▶ **Provided entries**:
----
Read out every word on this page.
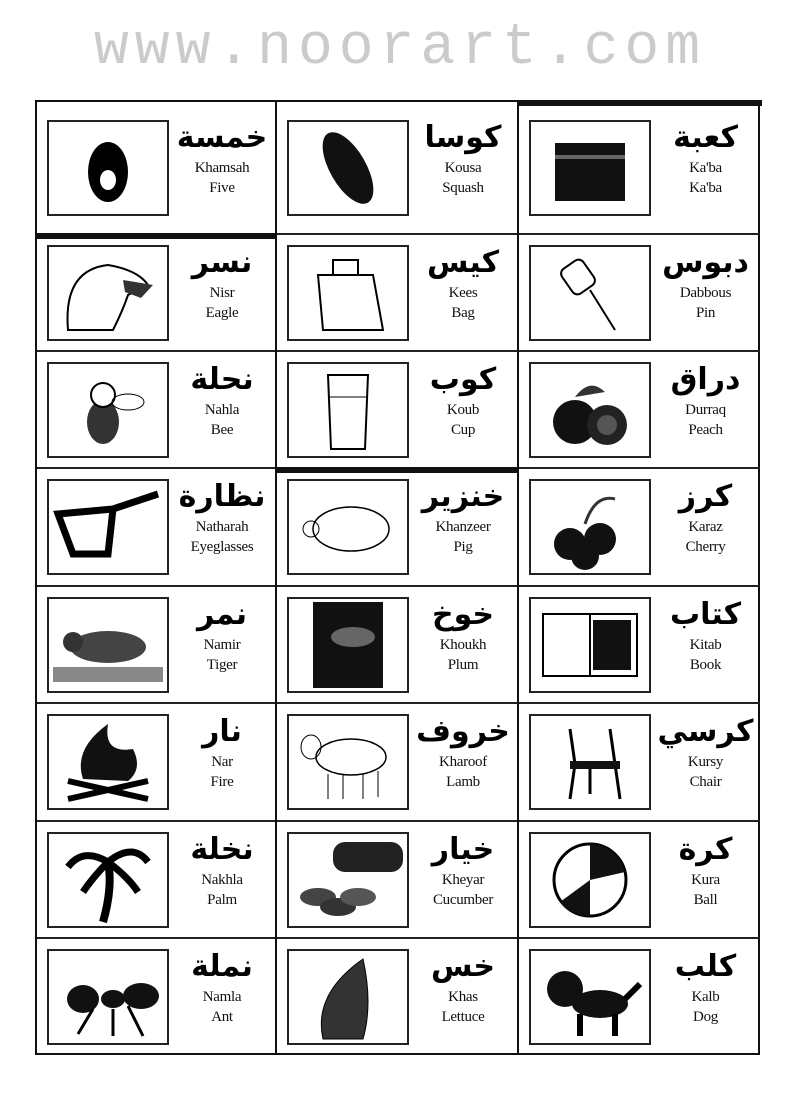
www.noorart.com
خمسة
Khamsah
Five
نسر
Nisr
Eagle
نحلة
Nahla
Bee
نظارة
Natharah
Eyeglasses
نمر
Namir
Tiger
نار
Nar
Fire
نخلة
Nakhla
Palm
نملة
Namla
Ant
كوسا
Kousa
Squash
كيس
Kees
Bag
كوب
Koub
Cup
خنزير
Khanzeer
Pig
خوخ
Khoukh
Plum
خروف
Kharoof
Lamb
خيار
Kheyar
Cucumber
خس
Khas
Lettuce
كعبة
Ka'ba
Ka'ba
دبوس
Dabbous
Pin
دراق
Durraq
Peach
كرز
Karaz
Cherry
كتاب
Kitab
Book
كرسي
Kursy
Chair
كرة
Kura
Ball
كلب
Kalb
Dog
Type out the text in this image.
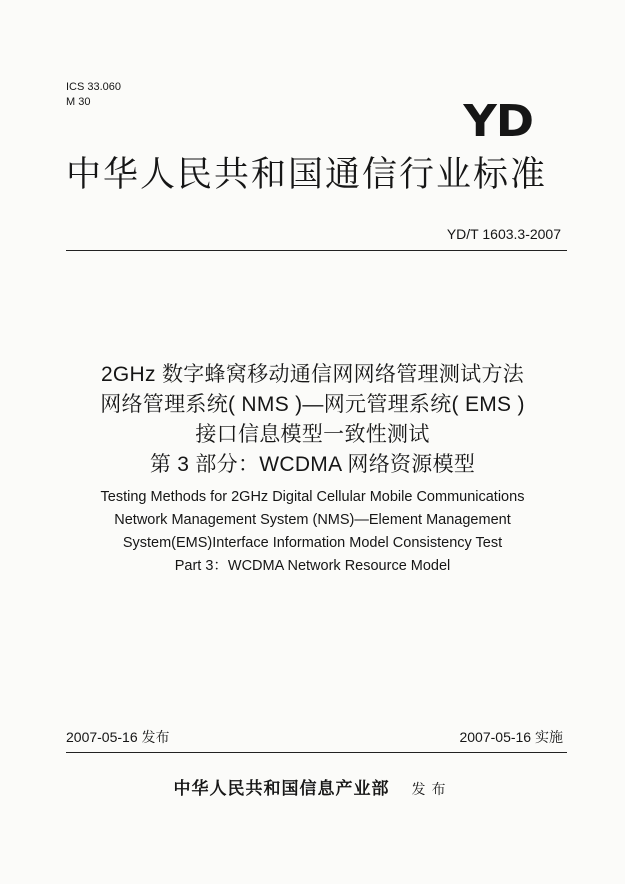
ICS 33.060
M 30	YD
中华人民共和国通信行业标准
YD/T 1603.3-2007
2GHz 数字蜂窝移动通信网网络管理测试方法
网络管理系统( NMS )—网元管理系统( EMS )
接口信息模型一致性测试
第 3 部分：WCDMA 网络资源模型
Testing Methods for 2GHz Digital Cellular Mobile Communications
Network Management System (NMS)—Element Management
System(EMS)Interface Information Model Consistency Test
Part 3：WCDMA Network Resource Model
2007-05-16 发布	2007-05-16 实施
中华人民共和国信息产业部 发布
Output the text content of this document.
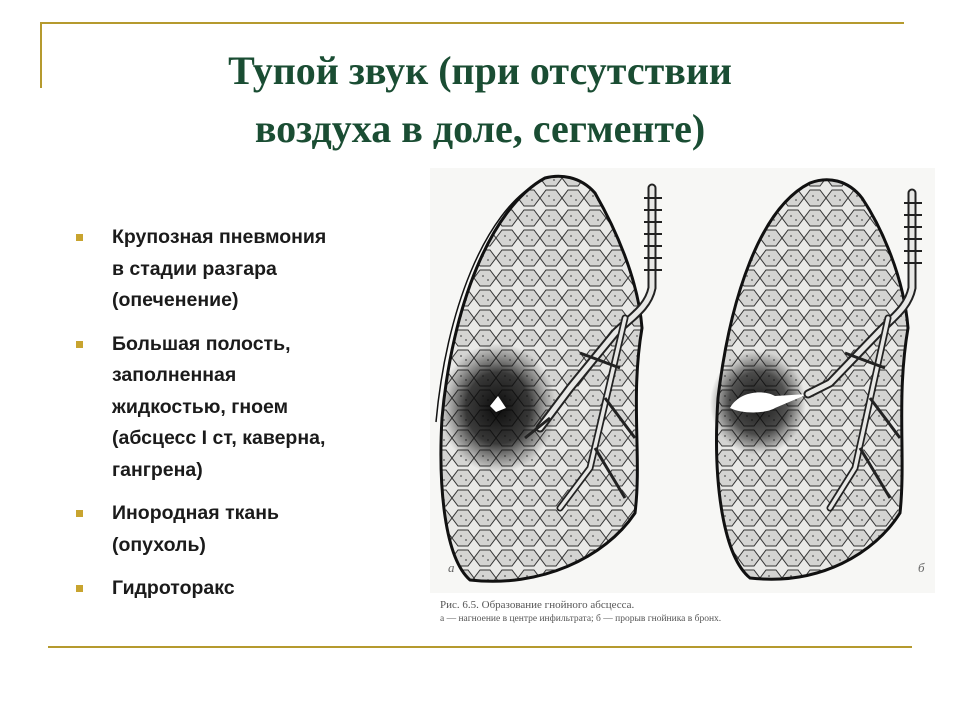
Тупой звук (при отсутствии
воздуха в доле, сегменте)
Крупозная пневмония
в стадии разгара
(опеченение)
Большая полость,
заполненная
жидкостью, гноем
(абсцесс I ст, каверна,
гангрена)
Инородная ткань
(опухоль)
Гидроторакс
а	б
Рис. 6.5. Образование гнойного абсцесса.
а — нагноение в центре инфильтрата; б — прорыв гнойника в бронх.
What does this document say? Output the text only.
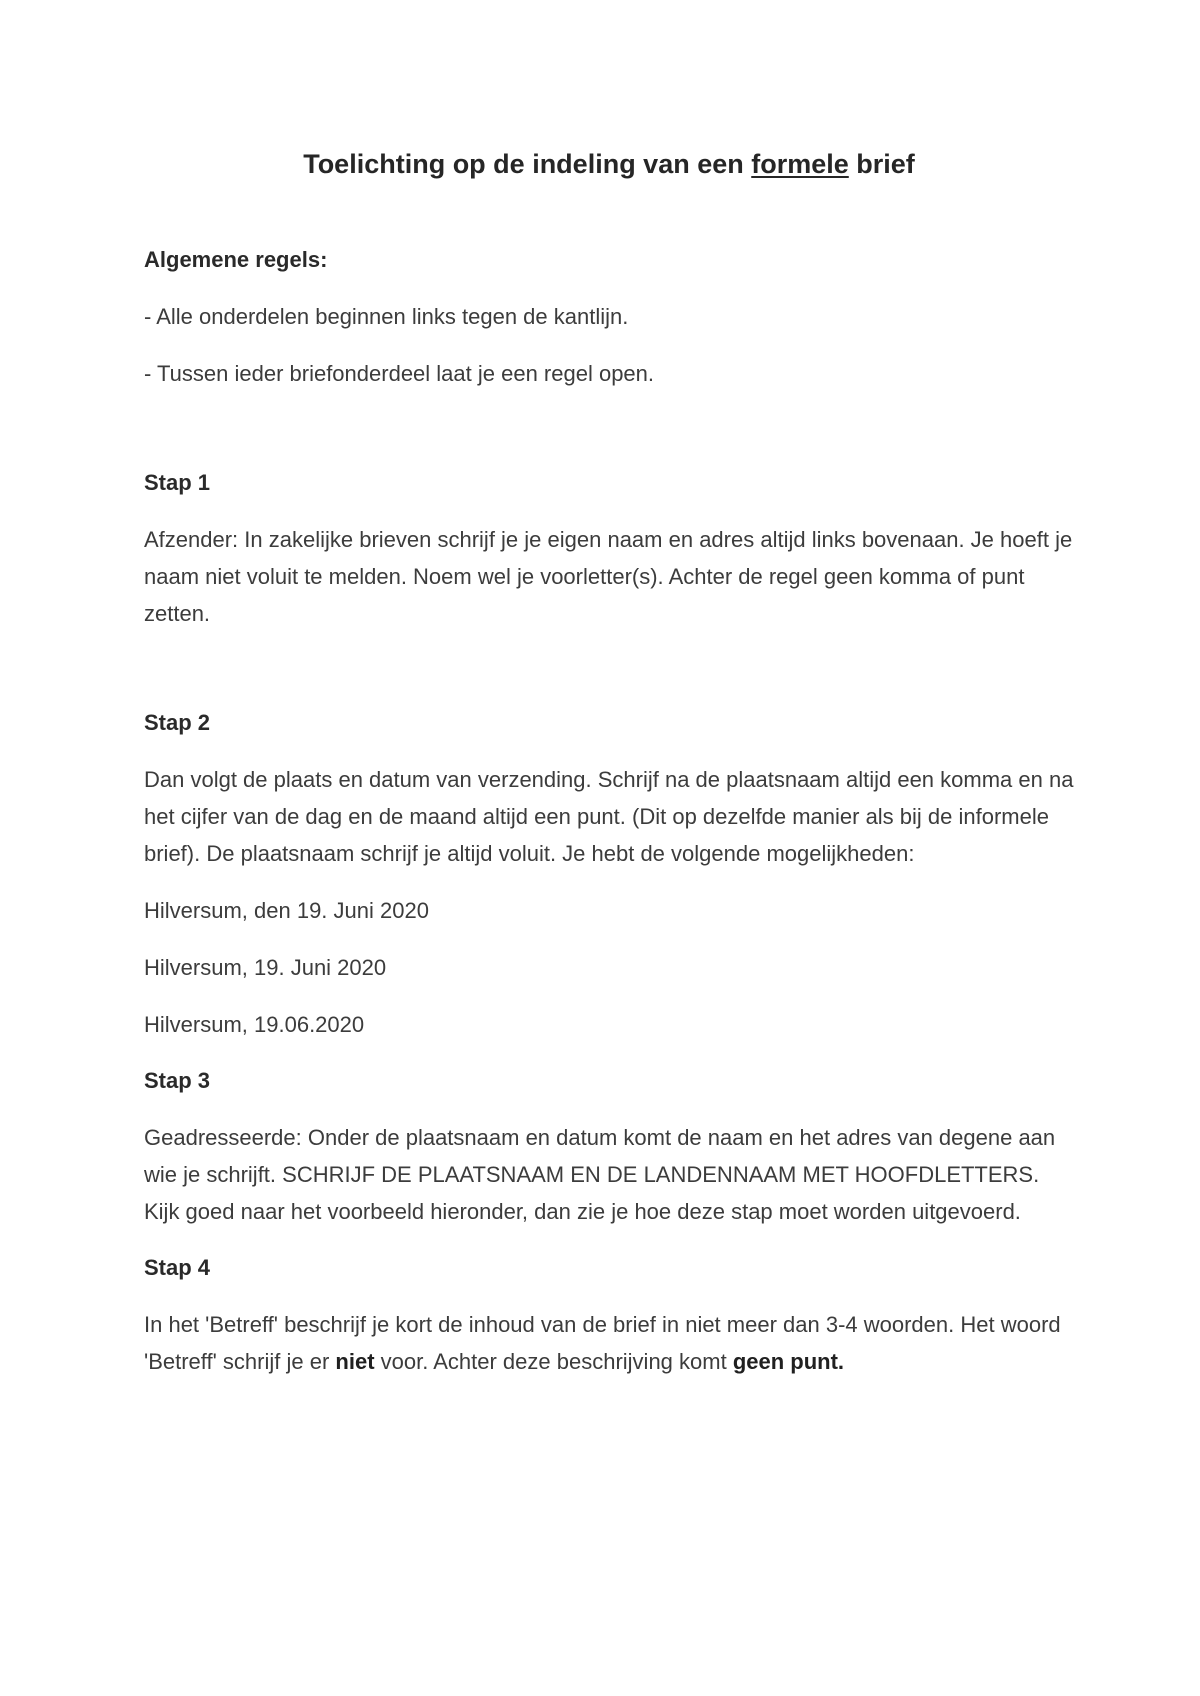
Toelichting op de indeling van een formele brief

Algemene regels:

- Alle onderdelen beginnen links tegen de kantlijn.

- Tussen ieder briefonderdeel laat je een regel open.

Stap 1

Afzender: In zakelijke brieven schrijf je je eigen naam en adres altijd links bovenaan. Je hoeft je naam niet voluit te melden. Noem wel je voorletter(s). Achter de regel geen komma of punt zetten.

Stap 2

Dan volgt de plaats en datum van verzending. Schrijf na de plaatsnaam altijd een komma en na het cijfer van de dag en de maand altijd een punt. (Dit op dezelfde manier als bij de informele brief). De plaatsnaam schrijf je altijd voluit. Je hebt de volgende mogelijkheden:

Hilversum, den 19. Juni 2020

Hilversum, 19. Juni 2020

Hilversum, 19.06.2020

Stap 3

Geadresseerde: Onder de plaatsnaam en datum komt de naam en het adres van degene aan wie je schrijft. SCHRIJF DE PLAATSNAAM EN DE LANDENNAAM MET HOOFDLETTERS. Kijk goed naar het voorbeeld hieronder, dan zie je hoe deze stap moet worden uitgevoerd.

Stap 4

In het 'Betreff' beschrijf je kort de inhoud van de brief in niet meer dan 3-4 woorden. Het woord 'Betreff' schrijf je er niet voor. Achter deze beschrijving komt geen punt.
----
▶ **What needs to be done**:
Pull every line holding "Hilversum" out of the records.

▶ **Solution to this task**:
Hilversum, den 19. Juni 2020
Hilversum, 19. Juni 2020
Hilversum, 19.06.2020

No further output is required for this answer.